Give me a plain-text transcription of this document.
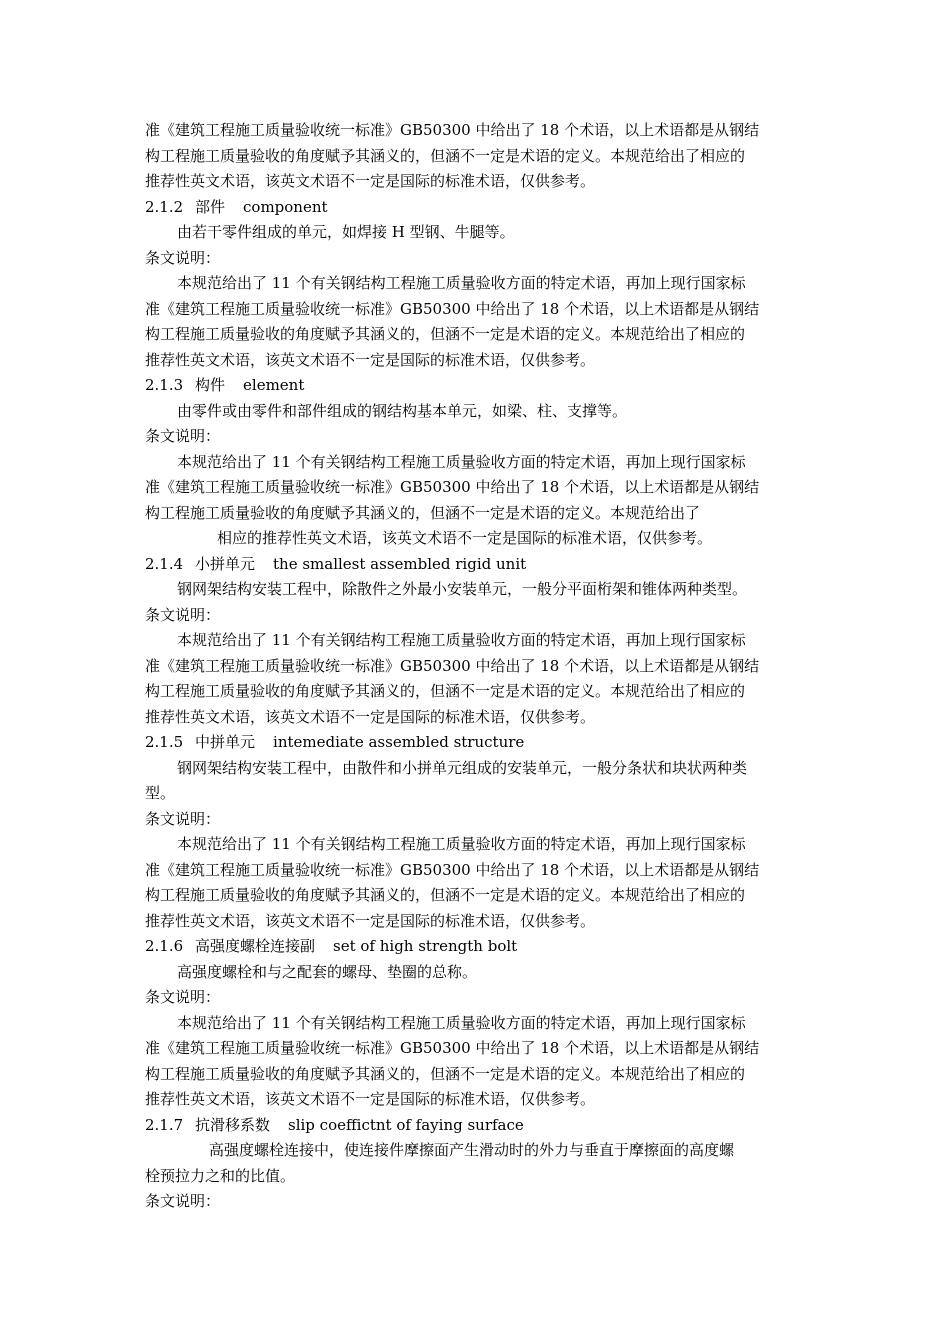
准《建筑工程施工质量验收统一标准》GB50300 中给出了 18 个术语，以上术语都是从钢结

构工程施工质量验收的角度赋予其涵义的，但涵不一定是术语的定义。本规范给出了相应的

推荐性英文术语，该英文术语不一定是国际的标准术语，仅供参考。

2.1.2 部件 component

由若干零件组成的单元，如焊接 H 型钢、牛腿等。

条文说明：

本规范给出了 11 个有关钢结构工程施工质量验收方面的特定术语，再加上现行国家标

准《建筑工程施工质量验收统一标准》GB50300 中给出了 18 个术语，以上术语都是从钢结

构工程施工质量验收的角度赋予其涵义的，但涵不一定是术语的定义。本规范给出了相应的

推荐性英文术语，该英文术语不一定是国际的标准术语，仅供参考。

2.1.3 构件 element

由零件或由零件和部件组成的钢结构基本单元，如梁、柱、支撑等。

条文说明：

本规范给出了 11 个有关钢结构工程施工质量验收方面的特定术语，再加上现行国家标

准《建筑工程施工质量验收统一标准》GB50300 中给出了 18 个术语，以上术语都是从钢结

构工程施工质量验收的角度赋予其涵义的，但涵不一定是术语的定义。本规范给出了

相应的推荐性英文术语，该英文术语不一定是国际的标准术语，仅供参考。

2.1.4 小拼单元 the smallest assembled rigid unit

钢网架结构安装工程中，除散件之外最小安装单元，一般分平面桁架和锥体两种类型。

条文说明：

本规范给出了 11 个有关钢结构工程施工质量验收方面的特定术语，再加上现行国家标

准《建筑工程施工质量验收统一标准》GB50300 中给出了 18 个术语，以上术语都是从钢结

构工程施工质量验收的角度赋予其涵义的，但涵不一定是术语的定义。本规范给出了相应的

推荐性英文术语，该英文术语不一定是国际的标准术语，仅供参考。

2.1.5 中拼单元 intemediate assembled structure

钢网架结构安装工程中，由散件和小拼单元组成的安装单元，一般分条状和块状两种类

型。

条文说明：

本规范给出了 11 个有关钢结构工程施工质量验收方面的特定术语，再加上现行国家标

准《建筑工程施工质量验收统一标准》GB50300 中给出了 18 个术语，以上术语都是从钢结

构工程施工质量验收的角度赋予其涵义的，但涵不一定是术语的定义。本规范给出了相应的

推荐性英文术语，该英文术语不一定是国际的标准术语，仅供参考。

2.1.6 高强度螺栓连接副 set of high strength bolt

高强度螺栓和与之配套的螺母、垫圈的总称。

条文说明：

本规范给出了 11 个有关钢结构工程施工质量验收方面的特定术语，再加上现行国家标

准《建筑工程施工质量验收统一标准》GB50300 中给出了 18 个术语，以上术语都是从钢结

构工程施工质量验收的角度赋予其涵义的，但涵不一定是术语的定义。本规范给出了相应的

推荐性英文术语，该英文术语不一定是国际的标准术语，仅供参考。

2.1.7 抗滑移系数 slip coeffictnt of faying surface

高强度螺栓连接中，使连接件摩擦面产生滑动时的外力与垂直于摩擦面的高度螺

栓预拉力之和的比值。

条文说明：
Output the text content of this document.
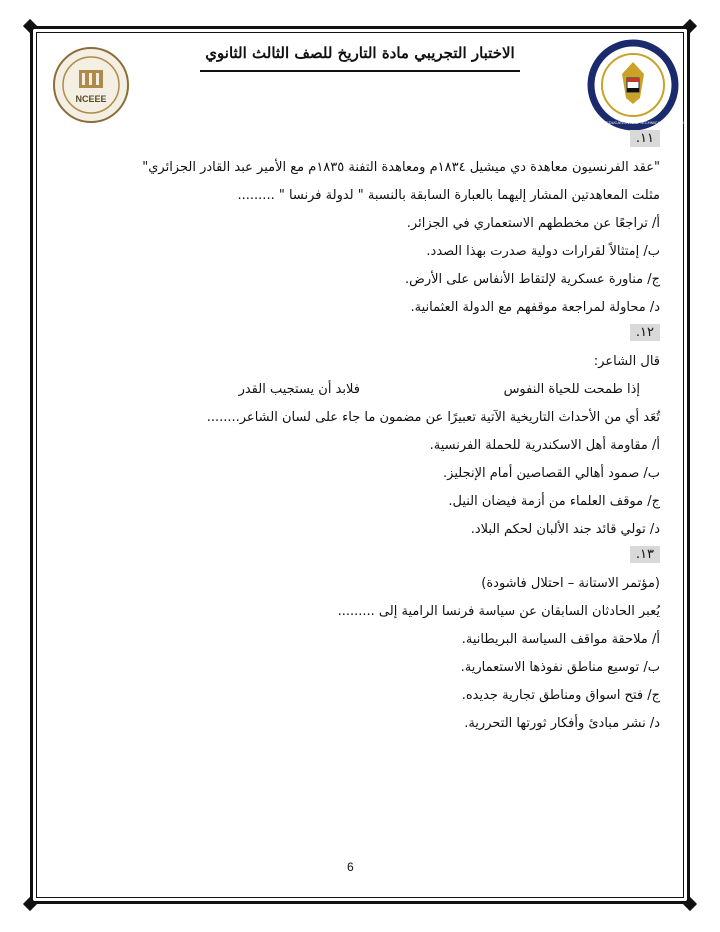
الاختبار التجريبي مادة التاريخ للصف الثالث الثانوي
NCEEE
MINISTRY OF EDUCATION AND TECHNICAL EDUCATION
١١.
"عقد الفرنسيون معاهدة دي ميشيل ١٨٣٤م ومعاهدة التفنة ١٨٣٥م مع الأمير عبد القادر الجزائري"
مثلت المعاهدتين المشار إليهما بالعبارة السابقة بالنسبة " لدولة فرنسا " .........
أ/ تراجعًا عن مخططهم الاستعماري في الجزائر.
ب/ إمتثالاً لقرارات دولية صدرت بهذا الصدد.
ج/ مناورة عسكرية لإلتقاط الأنفاس على الأرض.
د/ محاولة لمراجعة موقفهم مع الدولة العثمانية.
١٢.
قال الشاعر:
إذا طمحت للحياة النفوس
فلابد أن يستجيب القدر
تُعَد أي من الأحداث التاريخية الآتية تعبيرًا عن مضمون ما جاء على لسان الشاعر........
أ/ مقاومة أهل الاسكندرية للحملة الفرنسية.
ب/ صمود أهالي القصاصين أمام الإنجليز.
ج/ موقف العلماء من أزمة فيضان النيل.
د/ تولي قائد جند الألبان لحكم البلاد.
١٣.
(مؤتمر الاستانة – احتلال فاشودة)
يُعبر الحادثان السابقان عن سياسة فرنسا الرامية إلى .........
أ/ ملاحقة مواقف السياسة البريطانية.
ب/ توسيع مناطق نفوذها الاستعمارية.
ج/ فتح اسواق ومناطق تجارية جديده.
د/ نشر مبادئ وأفكار ثورتها التحررية.
6
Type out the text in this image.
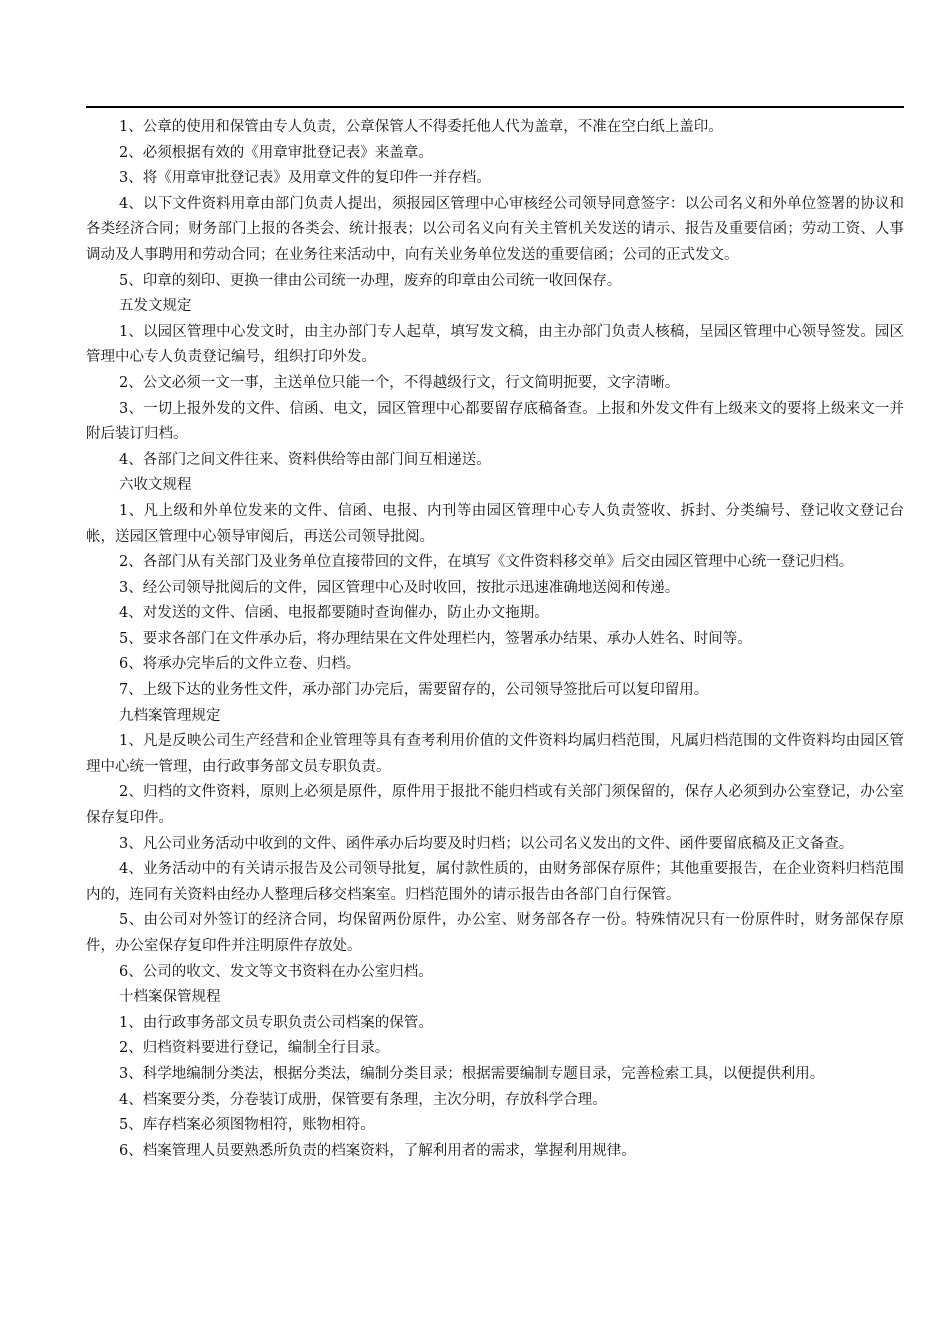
1、公章的使用和保管由专人负责，公章保管人不得委托他人代为盖章，不准在空白纸上盖印。

2、必须根据有效的《用章审批登记表》来盖章。

3、将《用章审批登记表》及用章文件的复印件一并存档。

4、以下文件资料用章由部门负责人提出，须报园区管理中心审核经公司领导同意签字：以公司名义和外单位签署的协议和各类经济合同；财务部门上报的各类会、统计报表；以公司名义向有关主管机关发送的请示、报告及重要信函；劳动工资、人事调动及人事聘用和劳动合同；在业务往来活动中，向有关业务单位发送的重要信函；公司的正式发文。

5、印章的刻印、更换一律由公司统一办理，废弃的印章由公司统一收回保存。

五发文规定

1、以园区管理中心发文时，由主办部门专人起草，填写发文稿，由主办部门负责人核稿，呈园区管理中心领导签发。园区管理中心专人负责登记编号，组织打印外发。

2、公文必须一文一事，主送单位只能一个，不得越级行文，行文简明扼要，文字清晰。

3、一切上报外发的文件、信函、电文，园区管理中心都要留存底稿备查。上报和外发文件有上级来文的要将上级来文一并附后装订归档。

4、各部门之间文件往来、资料供给等由部门间互相递送。

六收文规程

1、凡上级和外单位发来的文件、信函、电报、内刊等由园区管理中心专人负责签收、拆封、分类编号、登记收文登记台帐，送园区管理中心领导审阅后，再送公司领导批阅。

2、各部门从有关部门及业务单位直接带回的文件，在填写《文件资料移交单》后交由园区管理中心统一登记归档。

3、经公司领导批阅后的文件，园区管理中心及时收回，按批示迅速准确地送阅和传递。

4、对发送的文件、信函、电报都要随时查询催办，防止办文拖期。

5、要求各部门在文件承办后，将办理结果在文件处理栏内，签署承办结果、承办人姓名、时间等。

6、将承办完毕后的文件立卷、归档。

7、上级下达的业务性文件，承办部门办完后，需要留存的，公司领导签批后可以复印留用。

九档案管理规定

1、凡是反映公司生产经营和企业管理等具有查考利用价值的文件资料均属归档范围，凡属归档范围的文件资料均由园区管理中心统一管理，由行政事务部文员专职负责。

2、归档的文件资料，原则上必须是原件，原件用于报批不能归档或有关部门须保留的，保存人必须到办公室登记，办公室保存复印件。

3、凡公司业务活动中收到的文件、函件承办后均要及时归档；以公司名义发出的文件、函件要留底稿及正文备查。

4、业务活动中的有关请示报告及公司领导批复，属付款性质的，由财务部保存原件；其他重要报告，在企业资料归档范围内的，连同有关资料由经办人整理后移交档案室。归档范围外的请示报告由各部门自行保管。

5、由公司对外签订的经济合同，均保留两份原件，办公室、财务部各存一份。特殊情况只有一份原件时，财务部保存原件，办公室保存复印件并注明原件存放处。

6、公司的收文、发文等文书资料在办公室归档。

十档案保管规程

1、由行政事务部文员专职负责公司档案的保管。

2、归档资料要进行登记，编制全行目录。

3、科学地编制分类法，根据分类法，编制分类目录；根据需要编制专题目录，完善检索工具，以便提供利用。

4、档案要分类，分卷装订成册，保管要有条理，主次分明，存放科学合理。

5、库存档案必须图物相符，账物相符。

6、档案管理人员要熟悉所负责的档案资料，了解利用者的需求，掌握利用规律。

+++

Please transcribe the material above exactly as written. Leave the pictures out.

Give me a plain-text transcription of this document.
准《建筑工程施工质量验收统一标准》GB50300 中给出了 18 个术语，以上术语都是从钢结

构工程施工质量验收的角度赋予其涵义的，但涵不一定是术语的定义。本规范给出了相应的

推荐性英文术语，该英文术语不一定是国际的标准术语，仅供参考。

2.1.2 部件 component

由若干零件组成的单元，如焊接 H 型钢、牛腿等。

条文说明：

本规范给出了 11 个有关钢结构工程施工质量验收方面的特定术语，再加上现行国家标

准《建筑工程施工质量验收统一标准》GB50300 中给出了 18 个术语，以上术语都是从钢结

构工程施工质量验收的角度赋予其涵义的，但涵不一定是术语的定义。本规范给出了相应的

推荐性英文术语，该英文术语不一定是国际的标准术语，仅供参考。

2.1.3 构件 element

由零件或由零件和部件组成的钢结构基本单元，如梁、柱、支撑等。

条文说明：

本规范给出了 11 个有关钢结构工程施工质量验收方面的特定术语，再加上现行国家标

准《建筑工程施工质量验收统一标准》GB50300 中给出了 18 个术语，以上术语都是从钢结

构工程施工质量验收的角度赋予其涵义的，但涵不一定是术语的定义。本规范给出了

相应的推荐性英文术语，该英文术语不一定是国际的标准术语，仅供参考。

2.1.4 小拼单元 the smallest assembled rigid unit

钢网架结构安装工程中，除散件之外最小安装单元，一般分平面桁架和锥体两种类型。

条文说明：

本规范给出了 11 个有关钢结构工程施工质量验收方面的特定术语，再加上现行国家标

准《建筑工程施工质量验收统一标准》GB50300 中给出了 18 个术语，以上术语都是从钢结

构工程施工质量验收的角度赋予其涵义的，但涵不一定是术语的定义。本规范给出了相应的

推荐性英文术语，该英文术语不一定是国际的标准术语，仅供参考。

2.1.5 中拼单元 intemediate assembled structure

钢网架结构安装工程中，由散件和小拼单元组成的安装单元，一般分条状和块状两种类

型。

条文说明：

本规范给出了 11 个有关钢结构工程施工质量验收方面的特定术语，再加上现行国家标

准《建筑工程施工质量验收统一标准》GB50300 中给出了 18 个术语，以上术语都是从钢结

构工程施工质量验收的角度赋予其涵义的，但涵不一定是术语的定义。本规范给出了相应的

推荐性英文术语，该英文术语不一定是国际的标准术语，仅供参考。

2.1.6 高强度螺栓连接副 set of high strength bolt

高强度螺栓和与之配套的螺母、垫圈的总称。

条文说明：

本规范给出了 11 个有关钢结构工程施工质量验收方面的特定术语，再加上现行国家标

准《建筑工程施工质量验收统一标准》GB50300 中给出了 18 个术语，以上术语都是从钢结

构工程施工质量验收的角度赋予其涵义的，但涵不一定是术语的定义。本规范给出了相应的

推荐性英文术语，该英文术语不一定是国际的标准术语，仅供参考。

2.1.7 抗滑移系数 slip coeffictnt of faying surface

高强度螺栓连接中，使连接件摩擦面产生滑动时的外力与垂直于摩擦面的高度螺

栓预拉力之和的比值。

条文说明：
Output the text content of this document.
الاختبار التجريبي مادة التاريخ للصف الثالث الثانوي
NCEEE
MINISTRY OF EDUCATION AND TECHNICAL EDUCATION
١١.
"عقد الفرنسيون معاهدة دي ميشيل ١٨٣٤م ومعاهدة التفنة ١٨٣٥م مع الأمير عبد القادر الجزائري"
مثلت المعاهدتين المشار إليهما بالعبارة السابقة بالنسبة " لدولة فرنسا " .........
أ/ تراجعًا عن مخططهم الاستعماري في الجزائر.
ب/ إمتثالاً لقرارات دولية صدرت بهذا الصدد.
ج/ مناورة عسكرية لإلتقاط الأنفاس على الأرض.
د/ محاولة لمراجعة موقفهم مع الدولة العثمانية.
١٢.
قال الشاعر:
إذا طمحت للحياة النفوس
فلابد أن يستجيب القدر
تُعَد أي من الأحداث التاريخية الآتية تعبيرًا عن مضمون ما جاء على لسان الشاعر........
أ/ مقاومة أهل الاسكندرية للحملة الفرنسية.
ب/ صمود أهالي القصاصين أمام الإنجليز.
ج/ موقف العلماء من أزمة فيضان النيل.
د/ تولي قائد جند الألبان لحكم البلاد.
١٣.
(مؤتمر الاستانة – احتلال فاشودة)
يُعبر الحادثان السابقان عن سياسة فرنسا الرامية إلى .........
أ/ ملاحقة مواقف السياسة البريطانية.
ب/ توسيع مناطق نفوذها الاستعمارية.
ج/ فتح اسواق ومناطق تجارية جديده.
د/ نشر مبادئ وأفكار ثورتها التحررية.
6
Type out the text in this image.
1、公章的使用和保管由专人负责，公章保管人不得委托他人代为盖章，不准在空白纸上盖印。

2、必须根据有效的《用章审批登记表》来盖章。

3、将《用章审批登记表》及用章文件的复印件一并存档。

4、以下文件资料用章由部门负责人提出，须报园区管理中心审核经公司领导同意签字：以公司名义和外单位签署的协议和各类经济合同；财务部门上报的各类会、统计报表；以公司名义向有关主管机关发送的请示、报告及重要信函；劳动工资、人事调动及人事聘用和劳动合同；在业务往来活动中，向有关业务单位发送的重要信函；公司的正式发文。

5、印章的刻印、更换一律由公司统一办理，废弃的印章由公司统一收回保存。

五发文规定

1、以园区管理中心发文时，由主办部门专人起草，填写发文稿，由主办部门负责人核稿，呈园区管理中心领导签发。园区管理中心专人负责登记编号，组织打印外发。

2、公文必须一文一事，主送单位只能一个，不得越级行文，行文简明扼要，文字清晰。

3、一切上报外发的文件、信函、电文，园区管理中心都要留存底稿备查。上报和外发文件有上级来文的要将上级来文一并附后装订归档。

4、各部门之间文件往来、资料供给等由部门间互相递送。

六收文规程

1、凡上级和外单位发来的文件、信函、电报、内刊等由园区管理中心专人负责签收、拆封、分类编号、登记收文登记台帐，送园区管理中心领导审阅后，再送公司领导批阅。

2、各部门从有关部门及业务单位直接带回的文件，在填写《文件资料移交单》后交由园区管理中心统一登记归档。

3、经公司领导批阅后的文件，园区管理中心及时收回，按批示迅速准确地送阅和传递。

4、对发送的文件、信函、电报都要随时查询催办，防止办文拖期。

5、要求各部门在文件承办后，将办理结果在文件处理栏内，签署承办结果、承办人姓名、时间等。

6、将承办完毕后的文件立卷、归档。

7、上级下达的业务性文件，承办部门办完后，需要留存的，公司领导签批后可以复印留用。

九档案管理规定

1、凡是反映公司生产经营和企业管理等具有查考利用价值的文件资料均属归档范围，凡属归档范围的文件资料均由园区管理中心统一管理，由行政事务部文员专职负责。

2、归档的文件资料，原则上必须是原件，原件用于报批不能归档或有关部门须保留的，保存人必须到办公室登记，办公室保存复印件。

3、凡公司业务活动中收到的文件、函件承办后均要及时归档；以公司名义发出的文件、函件要留底稿及正文备查。

4、业务活动中的有关请示报告及公司领导批复，属付款性质的，由财务部保存原件；其他重要报告，在企业资料归档范围内的，连同有关资料由经办人整理后移交档案室。归档范围外的请示报告由各部门自行保管。

5、由公司对外签订的经济合同，均保留两份原件，办公室、财务部各存一份。特殊情况只有一份原件时，财务部保存原件，办公室保存复印件并注明原件存放处。

6、公司的收文、发文等文书资料在办公室归档。

十档案保管规程

1、由行政事务部文员专职负责公司档案的保管。

2、归档资料要进行登记，编制全行目录。

3、科学地编制分类法，根据分类法，编制分类目录；根据需要编制专题目录，完善检索工具，以便提供利用。

4、档案要分类，分卷装订成册，保管要有条理，主次分明，存放科学合理。

5、库存档案必须图物相符，账物相符。

6、档案管理人员要熟悉所负责的档案资料，了解利用者的需求，掌握利用规律。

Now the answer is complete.